**PAGE EXCERPT**
>>>
As I said before, I consider this to be the lesser of the two evils. This preference under these conditions should not be confused with a general preference on straight-pulls which I do not have as I have repeatedly mentioned on this thread. I also believe that a general detriment of the straight-pulls for the custom wheelbuilding community is the accuracy of spoke length from the available spoke calculators. This to me appears to be more of a trial-and-error approach than I would like it to be (contingent upon one's experience with these setups based on production volume) and thus another reason why I have chosen to stay away from building new wheels with straight-pulls.


----------



## duriel (Oct 10, 2013)

roger-m said:


> Now please explain why the OP sees many sp spokes with their heads blown off. All we've heard from you is that your wheel works, therefore not a problem.


Maybe someone is tightening them too tight or too loose? 
He was ranting and didn't really give a breakdown on if it was a build by him, a factory, or an idiot. He didn't give us a study on the tension of remainder of the spokes on those wheels, they types of wheels, the manufacturer, rim nipples or wheel nipples, straight or bladed.

It was a rant and everyone jumped on the wagon. Being obstinant and having built SP wheels and experienced no problems in 20k miles, I am proposing there are other issues. There are plenty of SP wheels out there. Maybe he just doesn't like working on them, I don't care. 

Then posting the implication that the heads were hammered on was just way too much for me. Maybe the manuf process needs to be updated and would solve this problem, I don't care, they work for me, and I am an engineer, BFD.


----------



## Jwiffle (Mar 18, 2005)

I have no input on the metallurgy and engineering of straight versus j- bend spokes, but I can tell you I don't like straight for most of the reasons others have given. 

But here is one more big reason not to like them: you break a spoke, especially if you are away from home, good luck finding a replacement quickly. Most shops don't carry straight pull spokes in stock. Built a set of wheels for a customer who consider straight pull, but when I pointed out any shop will at least have a round silver j- bend spoke that will work to replace a bladed black spoke, but chances are good they will not have a straight, he quick agreed to my recommendation to go with j-bend spokes and hub. 

Sent from my SAMSUNG-SM-J327A using Tapatalk


----------



## duriel (Oct 10, 2013)

Well I always take an extra set of wheels with me, but have yet to use them.

Do you run Di2, eTap, or other wired shifters. I got news for you, they don't have replacement parts for those either. But does that stop one from using them, I don't think so.


----------



## Jwiffle (Mar 18, 2005)

duriel said:


> Well I always take an extra set of wheels with me, but have yet to use them.
> 
> Do you run Di2, eTap, or other wired shifters. I got news for you, they don't have replacement parts for those either. But does that stop one from using them, I don't think so.


Right, but one CAN generally expect shops to have a slew of j-bend spokes in stock. And I certainly get more customers who are passing through with a spoke problem than an electronic shifting problem that needs a part.


----------



## Enoch562 (May 13, 2010)

duriel said:


> so am I, are you surprized?
<<<
**SUPPLIED ENTRIES**
>>>
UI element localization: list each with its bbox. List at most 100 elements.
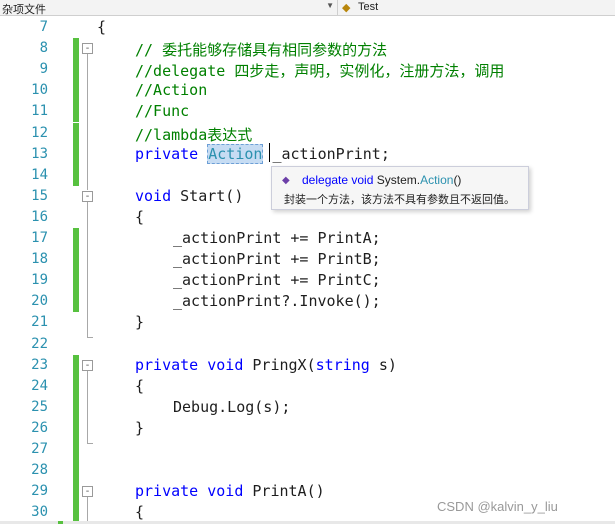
code-line[interactable]: 28 [0,460,615,482]
code-token: PringX( [252,355,316,374]
code-line[interactable]: 20 _actionPrint?.Invoke(); [0,291,615,313]
line-number: 29 [31,483,48,500]
line-number: 24 [31,377,48,394]
code-line[interactable]: 21} [0,312,615,333]
code-line[interactable]: 12 //lambda表达式 [0,122,615,144]
code-line[interactable]: 9 //delegate 四步走，声明，实例化，注册方法，调用 [0,59,615,81]
code-token: PrintA() [252,482,325,501]
line-number: 30 [31,504,48,521]
code-line[interactable]: 22 [0,334,615,355]
line-number: 25 [31,398,48,415]
line-number: 12 [31,124,48,141]
code-text: { [97,18,106,36]
code-token: //Action [135,81,208,100]
code-token: void [135,186,181,205]
collapse-icon[interactable]: - [82,43,93,55]
change-marker [73,143,79,165]
change-marker [73,354,79,376]
code-line[interactable]: 26} [0,417,615,439]
change-marker [73,375,79,397]
code-token: Start() [180,186,244,205]
code-text: private Action _actionPrint; [135,143,390,164]
change-marker [73,439,79,460]
tooltip-description: 封装一个方法，该方法不具有参数且不返回值。 [284,194,515,206]
code-token: _actionPrint += PrintB; [173,250,381,269]
code-token: s) [378,355,397,374]
code-token: _actionPrint += PrintA; [173,229,381,247]
code-token: } [135,418,145,437]
code-line[interactable]: 16 { [0,207,615,228]
code-token: private void [135,482,253,501]
member-dropdown[interactable]: ◆ Test [340,0,615,15]
code-token: _actionPrint; [263,144,390,163]
line-number: 11 [31,103,48,120]
member-dropdown-label: Test [358,1,379,13]
tooltip-keyword: delegate void [302,173,374,187]
code-token: private void [135,355,253,374]
code-line[interactable]: 13 private Action _actionPrint; [0,143,615,165]
code-text: } [135,419,144,437]
line-number: 16 [31,208,48,225]
change-marker [73,228,79,249]
change-marker [73,101,79,123]
code-text: //delegate 四步走，声明，实例化，注册方法，调用 [135,60,504,81]
change-marker [73,270,79,292]
code-line[interactable]: 8 - // 委托能够存储具有相同参数的方法 [0,38,615,60]
code-line[interactable]: 7{ [0,17,615,38]
code-text: _actionPrint += PrintA; [173,229,381,247]
code-text: private void PringX(string s) [135,356,397,374]
change-marker [73,417,79,439]
line-number: 8 [39,40,48,57]
code-token: { [135,376,145,395]
code-text: _actionPrint?.Invoke(); [173,292,381,310]
code-text: // 委托能够存储具有相同参数的方法 [135,39,387,60]
code-token: } [135,313,145,332]
code-token: // 委托能够存储具有相同参数的方法 [135,41,388,60]
code-line[interactable]: 18 _actionPrint += PrintB; [0,249,615,271]
quick-info-tooltip: ◆ delegate void System.Action() 封装一个方法，该… [271,166,529,210]
text-cursor [269,143,270,162]
line-number: 7 [39,19,48,35]
code-text: { [135,208,144,226]
code-text: //Func [135,102,189,120]
line-number: 22 [31,335,48,352]
code-token: //Func [135,102,190,121]
code-token: private [135,144,208,163]
line-number: 20 [31,293,48,310]
change-marker [73,460,79,482]
code-line[interactable]: 17 _actionPrint += PrintA; [0,228,615,249]
line-number: 19 [31,272,48,289]
code-text: { [135,503,144,521]
collapse-icon[interactable]: - [82,190,93,202]
change-marker [73,80,79,102]
project-dropdown[interactable]: 杂项文件 ▼ [0,0,338,16]
collapse-icon[interactable]: - [82,486,93,498]
chevron-down-icon[interactable]: ▼ [326,1,334,10]
code-line[interactable]: 24 { [0,375,615,397]
code-line[interactable]: 27 [0,439,615,460]
collapse-icon[interactable]: - [82,359,93,371]
code-line[interactable]: 23 - private void PringX(string s) [0,354,615,376]
code-token: { [135,503,145,522]
class-icon: ◆ [342,2,351,14]
code-text: { [135,377,144,395]
code-token: string [315,355,379,374]
change-marker [73,122,79,144]
code-editor[interactable]: 7{8-// 委托能够存储具有相同参数的方法 9//delegate 四步走，声明… [0,16,615,524]
code-line[interactable]: 19 _actionPrint += PrintC; [0,270,615,292]
line-number: 28 [31,462,48,479]
line-number: 14 [31,166,48,183]
code-line[interactable]: 25 Debug.Log(s); [0,396,615,418]
code-text: void Start() [135,187,243,205]
code-line[interactable]: 10 //Action [0,80,615,102]
code-line[interactable]: 11 //Func [0,101,615,123]
code-text: _actionPrint += PrintC; [173,271,381,289]
code-text: //Action [135,81,207,99]
selected-token: Action [207,143,264,164]
code-token: { [135,207,145,226]
line-number: 10 [31,82,48,99]
line-number: 15 [31,187,48,204]
code-token: //lambda表达式 [135,125,253,144]
tooltip-namespace: System. [376,173,421,187]
code-token: Debug.Log(s); [173,397,291,416]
<<<
**TO DO**
• A. Transcribe the passage of the straight-pull spoke thread from "I have no input" to "others have given.".
• B. Continue the forum thread on straight-pull spokes, picking up right after its final line.
The material has nothing to do with what follows.

**EXERCISE ANSWERS**
• A.
I have no input on the metallurgy and engineering of straight versus j- bend spokes, but I can tell you I don't like straight for most of the reasons others have given.

• B.
Yes , Im surprised , I just thought you were a internet terrorist


----------



## Lombard (May 8, 2014)

roger-m said:


> There's a greater proportion of J bends breaking for the simple reason that there are many times more wheels built with them, and a larger proportion of low cost wheels with poor quality spokes and *questionable building*.


I'm guessing this is the main reason for spoke breakage in general. Interestingly, all the spoke breakages I've seen were at the nipple end.



dracula said:


> Only a couple of weeks ago.
> 
> My straight pull Shimano Rs31 spoke on the NDS snapped at the thread/nipple.
> 
> ...


My guess is insufficient tension on the NDS led to more flexing and shortened fatigue life. As pointed out before, the weakest parts of a spoke are at the ends. I don't really know how factory wheels are built, but if built by machine, I can't see how the spoke tensions could be equalized as well as if hand built. If spoke tensions aren't equal, they will equalize as you ride and tensions in general will become slacker. NDS spokes which are the lowest in tension are the most vulnerable. 

What has me really surprised is that you say the wheel was "only slightly tacoed" and you rode it home before you even noticed. Are you saying this was actually rideable? Isn't this a 20 spoke wheel? 

How many miles are on this wheel?


----------



## duriel (Oct 10, 2013)

Enoch562 said:


> Yes , Im surprised , I just thought you were a internet terrorist


Nope, I am not religious.


----------



## rcb78 (Jun 15, 2008)

November Dave said:


> ...they're 2:1 laced, so nds has fairly good tension...


Pretty sure I know what wheels you're talking about, I have the non-disc version. First chance I got I re-laced them with CX-rays. And if they are in fact the same wheels, those proprietary internal nipples only add to the headache.


----------



## dracula (Mar 9, 2010)

Lombard said:


> I'm guessing this is the main reason for spoke breakage in general. Interestingly, all the spoke breakages I've seen were at the nipple end.
> 
> 
> 
> ...


Yes it is a 20 spoke wheel. It hasn't got many miles in it (I took up running and only ride in sunny weather these days). I bought it last year from Ribble on a clearout sale.

I must honestly say I don't know when it happened. All I know is the following: I only noticed it after carrying the bike up the stairs into my flat. I did a 5-6 hour ride on that day.

I don't know what would have had happened if I had broken a spoke on the drive side. The Shimano RS31 is radial on the NDS but cross laced on the DS.

Edit: wrong info and I just checked. Both sides (NDS, DS) are cross laced.


----------



## Lombard (May 8, 2014)

dracula said:


> Yes it is a 20 spoke wheel. It hasn't got many miles in it (I took up running and only ride in sunny weather these days). I bought it last year from Ribble on a clearout sale.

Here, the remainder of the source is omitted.